### [THE EXERCISE]
Copy out all the records, word for word.

Records that describe figures:
================================

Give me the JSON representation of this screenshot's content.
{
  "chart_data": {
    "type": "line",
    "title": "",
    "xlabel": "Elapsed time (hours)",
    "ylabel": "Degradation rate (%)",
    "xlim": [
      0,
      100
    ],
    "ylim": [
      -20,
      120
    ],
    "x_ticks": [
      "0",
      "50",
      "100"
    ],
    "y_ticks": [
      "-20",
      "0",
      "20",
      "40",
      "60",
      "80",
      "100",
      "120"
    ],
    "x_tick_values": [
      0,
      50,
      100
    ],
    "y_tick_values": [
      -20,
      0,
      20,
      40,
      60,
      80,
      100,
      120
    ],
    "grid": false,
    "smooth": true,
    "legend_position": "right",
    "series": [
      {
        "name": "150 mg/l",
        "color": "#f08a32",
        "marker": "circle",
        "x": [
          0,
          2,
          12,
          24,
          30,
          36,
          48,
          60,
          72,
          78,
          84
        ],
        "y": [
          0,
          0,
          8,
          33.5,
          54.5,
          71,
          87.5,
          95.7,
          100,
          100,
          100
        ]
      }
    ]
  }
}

================================

### [COMPLETE ANSWER]
Give me the JSON representation of this screenshot's content.
{
  "chart_data": {
    "type": "line",
    "title": "",
    "xlabel": "Elapsed time (hours)",
    "ylabel": "Degradation rate (%)",
    "xlim": [
      0,
      100
    ],
    "ylim": [
      -20,
      120
    ],
    "x_ticks": [
      "0",
      "50",
      "100"
    ],
    "y_ticks": [
      "-20",
      "0",
      "20",
      "40",
      "60",
      "80",
      "100",
      "120"
    ],
    "x_tick_values": [
      0,
      50,
      100
    ],
    "y_tick_values": [
      -20,
      0,
      20,
      40,
      60,
      80,
      100,
      120
    ],
    "grid": false,
    "smooth": true,
    "legend_position": "right",
    "series": [
      {
        "name": "150 mg/l",
        "color": "#f08a32",
        "marker": "circle",
        "x": [
          0,
          2,
          12,
          24,
          30,
          36,
          48,
          60,
          72,
          78,
          84
        ],
        "y": [
          0,
          0,
          8,
          33.5,
          54.5,
          71,
          87.5,
          95.7,
          100,
          100,
          100
        ]
      }
    ]
  }
}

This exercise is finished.